— START OF EXTRACTED MATERIAL —

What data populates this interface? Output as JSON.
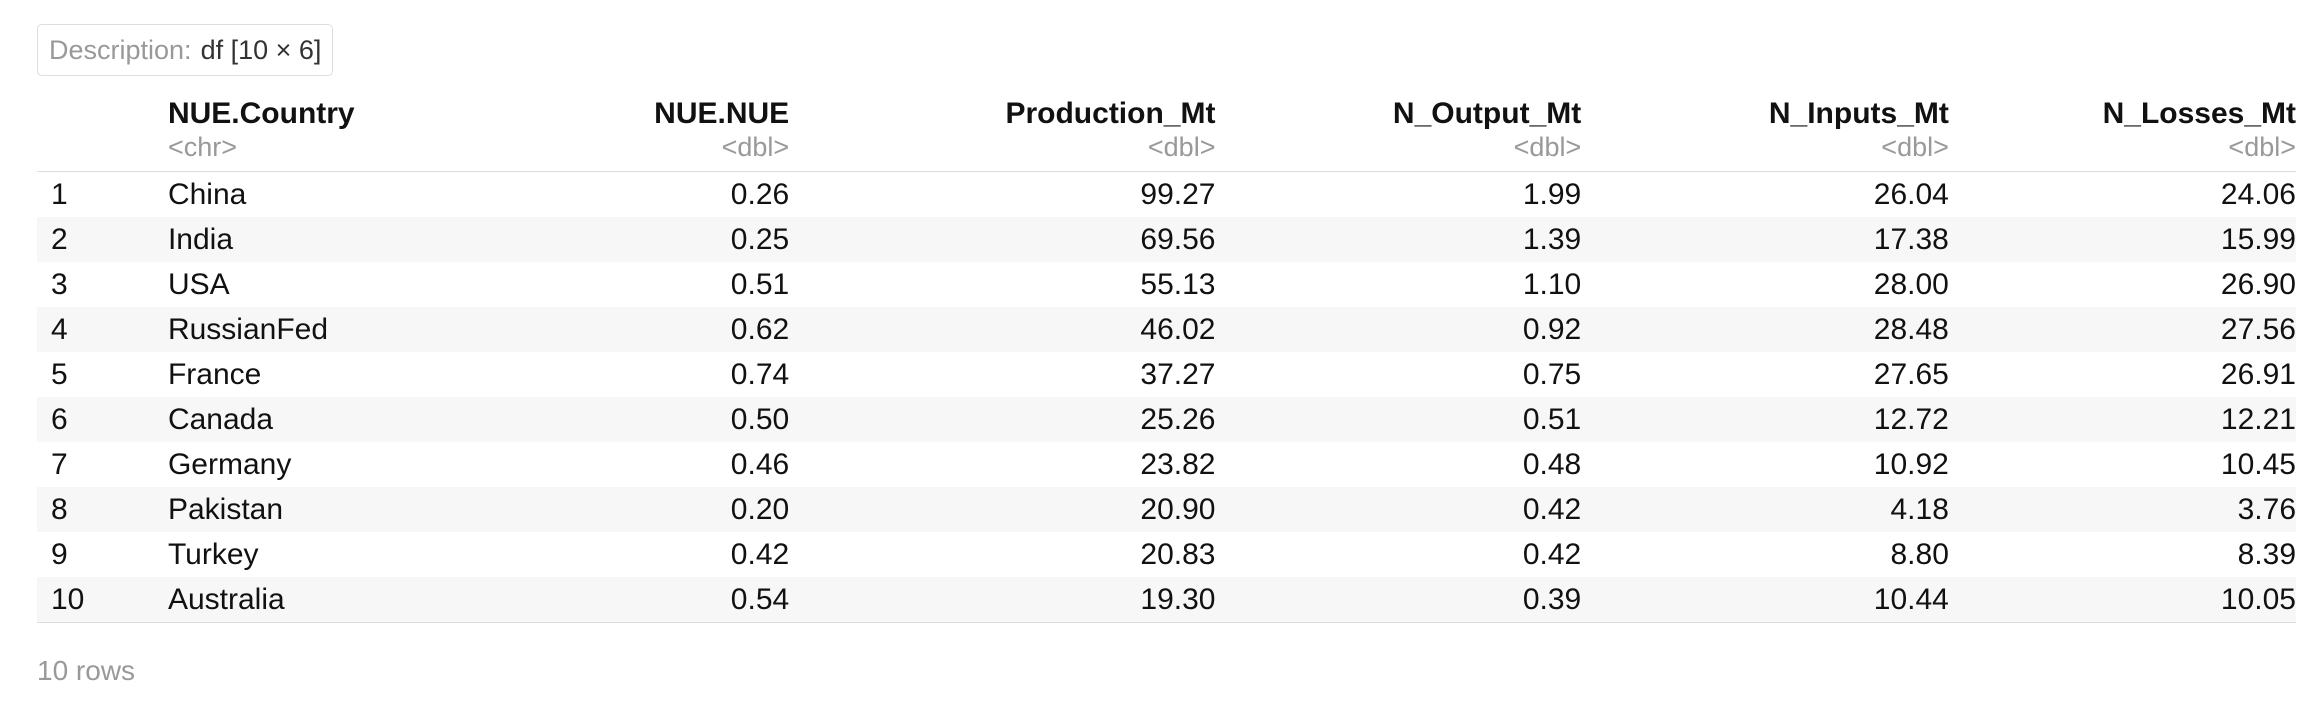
{
  "description": {
    "label": "Description:",
    "value": "df [10 × 6]"
  },
  "columns": [
    {
      "name": "NUE.Country",
      "type": "<chr>"
    },
    {
      "name": "NUE.NUE",
      "type": "<dbl>"
    },
    {
      "name": "Production_Mt",
      "type": "<dbl>"
    },
    {
      "name": "N_Output_Mt",
      "type": "<dbl>"
    },
    {
      "name": "N_Inputs_Mt",
      "type": "<dbl>"
    },
    {
      "name": "N_Losses_Mt",
      "type": "<dbl>"
    }
  ],
  "rows": [
    {
      "idx": "1",
      "country": "China",
      "nue": "0.26",
      "production": "99.27",
      "output": "1.99",
      "inputs": "26.04",
      "losses": "24.06"
    },
    {
      "idx": "2",
      "country": "India",
      "nue": "0.25",
      "production": "69.56",
      "output": "1.39",
      "inputs": "17.38",
      "losses": "15.99"
    },
    {
      "idx": "3",
      "country": "USA",
      "nue": "0.51",
      "production": "55.13",
      "output": "1.10",
      "inputs": "28.00",
      "losses": "26.90"
    },
    {
      "idx": "4",
      "country": "RussianFed",
      "nue": "0.62",
      "production": "46.02",
      "output": "0.92",
      "inputs": "28.48",
      "losses": "27.56"
    },
    {
      "idx": "5",
      "country": "France",
      "nue": "0.74",
      "production": "37.27",
      "output": "0.75",
      "inputs": "27.65",
      "losses": "26.91"
    },
    {
      "idx": "6",
      "country": "Canada",
      "nue": "0.50",
      "production": "25.26",
      "output": "0.51",
      "inputs": "12.72",
      "losses": "12.21"
    },
    {
      "idx": "7",
      "country": "Germany",
      "nue": "0.46",
      "production": "23.82",
      "output": "0.48",
      "inputs": "10.92",
      "losses": "10.45"
    },
    {
      "idx": "8",
      "country": "Pakistan",
      "nue": "0.20",
      "production": "20.90",
      "output": "0.42",
      "inputs": "4.18",
      "losses": "3.76"
    },
    {
      "idx": "9",
      "country": "Turkey",
      "nue": "0.42",
      "production": "20.83",
      "output": "0.42",
      "inputs": "8.80",
      "losses": "8.39"
    },
    {
      "idx": "10",
      "country": "Australia",
      "nue": "0.54",
      "production": "19.30",
      "output": "0.39",
      "inputs": "10.44",
      "losses": "10.05"
    }
  ],
  "footer": {
    "row_count": "10 rows"
  }
}
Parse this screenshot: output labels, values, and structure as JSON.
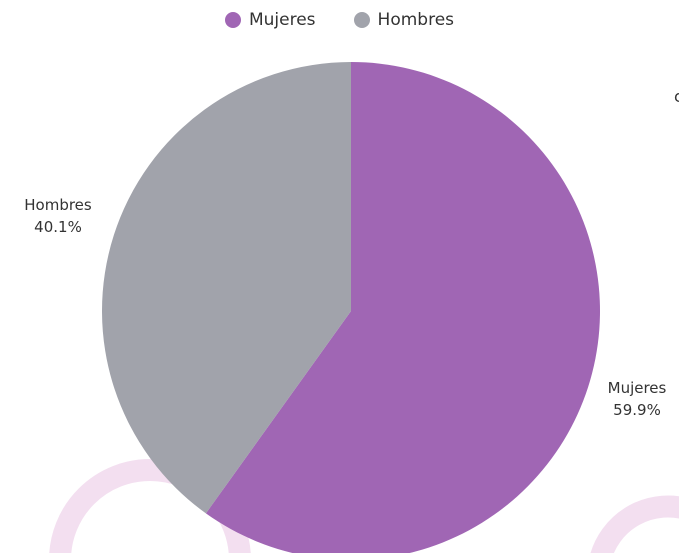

— END OF EXTRACTED MATERIAL —

## [WORK INSTRUCTIONS]
Return each line with "JSON".

## [ANSWER]
What data populates this interface? Output as JSON.
Parse this screenshot: output labels, values, and structure as JSON.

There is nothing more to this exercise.